TASK MATERIAL –
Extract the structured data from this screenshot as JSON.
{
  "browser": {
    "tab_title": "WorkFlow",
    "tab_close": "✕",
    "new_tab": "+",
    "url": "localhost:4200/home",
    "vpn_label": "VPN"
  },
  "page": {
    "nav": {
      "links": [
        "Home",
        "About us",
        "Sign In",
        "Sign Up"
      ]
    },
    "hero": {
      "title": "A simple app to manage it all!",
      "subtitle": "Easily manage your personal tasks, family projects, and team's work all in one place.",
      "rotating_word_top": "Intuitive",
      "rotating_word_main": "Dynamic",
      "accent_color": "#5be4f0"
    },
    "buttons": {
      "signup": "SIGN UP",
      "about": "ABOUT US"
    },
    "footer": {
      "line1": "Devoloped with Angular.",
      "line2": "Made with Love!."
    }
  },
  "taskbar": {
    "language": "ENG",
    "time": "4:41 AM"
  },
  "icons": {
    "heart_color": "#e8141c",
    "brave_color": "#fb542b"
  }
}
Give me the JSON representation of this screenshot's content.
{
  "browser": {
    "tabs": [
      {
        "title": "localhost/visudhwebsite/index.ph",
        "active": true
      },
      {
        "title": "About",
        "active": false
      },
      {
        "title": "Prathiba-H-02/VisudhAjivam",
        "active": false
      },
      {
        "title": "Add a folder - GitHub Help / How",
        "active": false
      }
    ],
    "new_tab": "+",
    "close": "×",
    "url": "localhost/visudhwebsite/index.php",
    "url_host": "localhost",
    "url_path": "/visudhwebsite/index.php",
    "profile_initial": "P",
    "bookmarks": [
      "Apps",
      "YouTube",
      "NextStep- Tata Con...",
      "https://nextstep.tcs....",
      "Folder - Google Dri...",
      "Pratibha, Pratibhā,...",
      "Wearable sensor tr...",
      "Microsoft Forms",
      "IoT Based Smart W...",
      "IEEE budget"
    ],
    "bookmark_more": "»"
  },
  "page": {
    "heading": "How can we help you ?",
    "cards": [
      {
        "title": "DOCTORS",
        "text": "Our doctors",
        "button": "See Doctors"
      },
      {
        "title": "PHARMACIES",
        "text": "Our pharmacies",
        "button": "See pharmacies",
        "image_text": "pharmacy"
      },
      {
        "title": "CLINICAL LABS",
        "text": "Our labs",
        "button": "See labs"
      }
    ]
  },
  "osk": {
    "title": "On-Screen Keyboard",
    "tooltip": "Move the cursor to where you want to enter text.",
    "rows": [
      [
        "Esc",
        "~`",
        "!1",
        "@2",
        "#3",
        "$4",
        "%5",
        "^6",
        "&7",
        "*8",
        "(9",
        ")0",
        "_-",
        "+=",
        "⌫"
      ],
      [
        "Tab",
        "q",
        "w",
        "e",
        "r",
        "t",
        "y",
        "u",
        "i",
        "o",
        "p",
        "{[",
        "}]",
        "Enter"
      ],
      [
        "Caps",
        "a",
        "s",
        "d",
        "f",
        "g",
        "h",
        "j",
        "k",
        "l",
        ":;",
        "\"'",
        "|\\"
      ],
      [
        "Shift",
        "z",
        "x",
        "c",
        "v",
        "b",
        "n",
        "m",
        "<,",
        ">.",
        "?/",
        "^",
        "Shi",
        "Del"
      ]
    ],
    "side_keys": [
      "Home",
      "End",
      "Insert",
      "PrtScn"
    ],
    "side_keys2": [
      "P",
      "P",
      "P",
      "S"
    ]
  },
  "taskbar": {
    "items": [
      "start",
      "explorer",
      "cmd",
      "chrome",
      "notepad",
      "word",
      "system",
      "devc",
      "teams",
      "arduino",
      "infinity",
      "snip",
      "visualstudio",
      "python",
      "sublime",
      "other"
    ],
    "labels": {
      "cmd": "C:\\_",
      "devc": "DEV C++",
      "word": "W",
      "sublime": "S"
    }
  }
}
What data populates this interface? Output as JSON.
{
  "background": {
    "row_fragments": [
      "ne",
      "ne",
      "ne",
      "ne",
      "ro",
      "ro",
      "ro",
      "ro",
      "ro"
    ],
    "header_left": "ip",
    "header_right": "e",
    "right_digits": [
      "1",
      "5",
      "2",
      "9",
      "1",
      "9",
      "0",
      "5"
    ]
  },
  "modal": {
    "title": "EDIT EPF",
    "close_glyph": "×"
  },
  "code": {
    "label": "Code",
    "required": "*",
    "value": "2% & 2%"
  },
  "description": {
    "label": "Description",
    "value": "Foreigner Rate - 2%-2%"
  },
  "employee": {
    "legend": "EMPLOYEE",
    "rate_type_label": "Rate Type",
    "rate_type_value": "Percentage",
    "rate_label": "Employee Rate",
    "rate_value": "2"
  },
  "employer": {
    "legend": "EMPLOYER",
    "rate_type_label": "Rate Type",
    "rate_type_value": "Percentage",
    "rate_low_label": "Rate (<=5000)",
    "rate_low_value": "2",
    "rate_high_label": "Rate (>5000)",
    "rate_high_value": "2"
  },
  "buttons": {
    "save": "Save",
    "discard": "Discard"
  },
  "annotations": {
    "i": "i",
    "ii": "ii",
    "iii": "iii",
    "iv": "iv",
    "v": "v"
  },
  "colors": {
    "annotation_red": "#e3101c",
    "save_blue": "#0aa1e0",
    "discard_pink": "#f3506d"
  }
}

OBJECTIVE –
Please repeat all the records above exactly as they appear.

THE ANSWER –
Extract the structured data from this screenshot as JSON.
{
  "browser": {
    "tab_title": "WorkFlow",
    "tab_close": "✕",
    "new_tab": "+",
    "url": "localhost:4200/home",
    "vpn_label": "VPN"
  },
  "page": {
    "nav": {
      "links": [
        "Home",
        "About us",
        "Sign In",
        "Sign Up"
      ]
    },
    "hero": {
      "title": "A simple app to manage it all!",
      "subtitle": "Easily manage your personal tasks, family projects, and team's work all in one place.",
      "rotating_word_top": "Intuitive",
      "rotating_word_main": "Dynamic",
      "accent_color": "#5be4f0"
    },
    "buttons": {
      "signup": "SIGN UP",
      "about": "ABOUT US"
    },
    "footer": {
      "line1": "Devoloped with Angular.",
      "line2": "Made with Love!."
    }
  },
  "taskbar": {
    "language": "ENG",
    "time": "4:41 AM"
  },
  "icons": {
    "heart_color": "#e8141c",
    "brave_color": "#fb542b"
  }
}
Give me the JSON representation of this screenshot's content.
{
  "browser": {
    "tabs": [
      {
        "title": "localhost/visudhwebsite/index.ph",
        "active": true
      },
      {
        "title": "About",
        "active": false
      },
      {
        "title": "Prathiba-H-02/VisudhAjivam",
        "active": false
      },
      {
        "title": "Add a folder - GitHub Help / How",
        "active": false
      }
    ],
    "new_tab": "+",
    "close": "×",
    "url": "localhost/visudhwebsite/index.php",
    "url_host": "localhost",
    "url_path": "/visudhwebsite/index.php",
    "profile_initial": "P",
    "bookmarks": [
      "Apps",
      "YouTube",
      "NextStep- Tata Con...",
      "https://nextstep.tcs....",
      "Folder - Google Dri...",
      "Pratibha, Pratibhā,...",
      "Wearable sensor tr...",
      "Microsoft Forms",
      "IoT Based Smart W...",
      "IEEE budget"
    ],
    "bookmark_more": "»"
  },
  "page": {
    "heading": "How can we help you ?",
    "cards": [
      {
        "title": "DOCTORS",
        "text": "Our doctors",
        "button": "See Doctors"
      },
      {
        "title": "PHARMACIES",
        "text": "Our pharmacies",
        "button": "See pharmacies",
        "image_text": "pharmacy"
      },
      {
        "title": "CLINICAL LABS",
        "text": "Our labs",
        "button": "See labs"
      }
    ]
  },
  "osk": {
    "title": "On-Screen Keyboard",
    "tooltip": "Move the cursor to where you want to enter text.",
    "rows": [
      [
        "Esc",
        "~`",
        "!1",
        "@2",
        "#3",
        "$4",
        "%5",
        "^6",
        "&7",
        "*8",
        "(9",
        ")0",
        "_-",
        "+=",
        "⌫"
      ],
      [
        "Tab",
        "q",
        "w",
        "e",
        "r",
        "t",
        "y",
        "u",
        "i",
        "o",
        "p",
        "{[",
        "}]",
        "Enter"
      ],
      [
        "Caps",
        "a",
        "s",
        "d",
        "f",
        "g",
        "h",
        "j",
        "k",
        "l",
        ":;",
        "\"'",
        "|\\"
      ],
      [
        "Shift",
        "z",
        "x",
        "c",
        "v",
        "b",
        "n",
        "m",
        "<,",
        ">.",
        "?/",
        "^",
        "Shi",
        "Del"
      ]
    ],
    "side_keys": [
      "Home",
      "End",
      "Insert",
      "PrtScn"
    ],
    "side_keys2": [
      "P",
      "P",
      "P",
      "S"
    ]
  },
  "taskbar": {
    "items": [
      "start",
      "explorer",
      "cmd",
      "chrome",
      "notepad",
      "word",
      "system",
      "devc",
      "teams",
      "arduino",
      "infinity",
      "snip",
      "visualstudio",
      "python",
      "sublime",
      "other"
    ],
    "labels": {
      "cmd": "C:\\_",
      "devc": "DEV C++",
      "word": "W",
      "sublime": "S"
    }
  }
}
What data populates this interface? Output as JSON.
{
  "background": {
    "row_fragments": [
      "ne",
      "ne",
      "ne",
      "ne",
      "ro",
      "ro",
      "ro",
      "ro",
      "ro"
    ],
    "header_left": "ip",
    "header_right": "e",
    "right_digits": [
      "1",
      "5",
      "2",
      "9",
      "1",
      "9",
      "0",
      "5"
    ]
  },
  "modal": {
    "title": "EDIT EPF",
    "close_glyph": "×"
  },
  "code": {
    "label": "Code",
    "required": "*",
    "value": "2% & 2%"
  },
  "description": {
    "label": "Description",
    "value": "Foreigner Rate - 2%-2%"
  },
  "employee": {
    "legend": "EMPLOYEE",
    "rate_type_label": "Rate Type",
    "rate_type_value": "Percentage",
    "rate_label": "Employee Rate",
    "rate_value": "2"
  },
  "employer": {
    "legend": "EMPLOYER",
    "rate_type_label": "Rate Type",
    "rate_type_value": "Percentage",
    "rate_low_label": "Rate (<=5000)",
    "rate_low_value": "2",
    "rate_high_label": "Rate (>5000)",
    "rate_high_value": "2"
  },
  "buttons": {
    "save": "Save",
    "discard": "Discard"
  },
  "annotations": {
    "i": "i",
    "ii": "ii",
    "iii": "iii",
    "iv": "iv",
    "v": "v"
  },
  "colors": {
    "annotation_red": "#e3101c",
    "save_blue": "#0aa1e0",
    "discard_pink": "#f3506d"
  }
}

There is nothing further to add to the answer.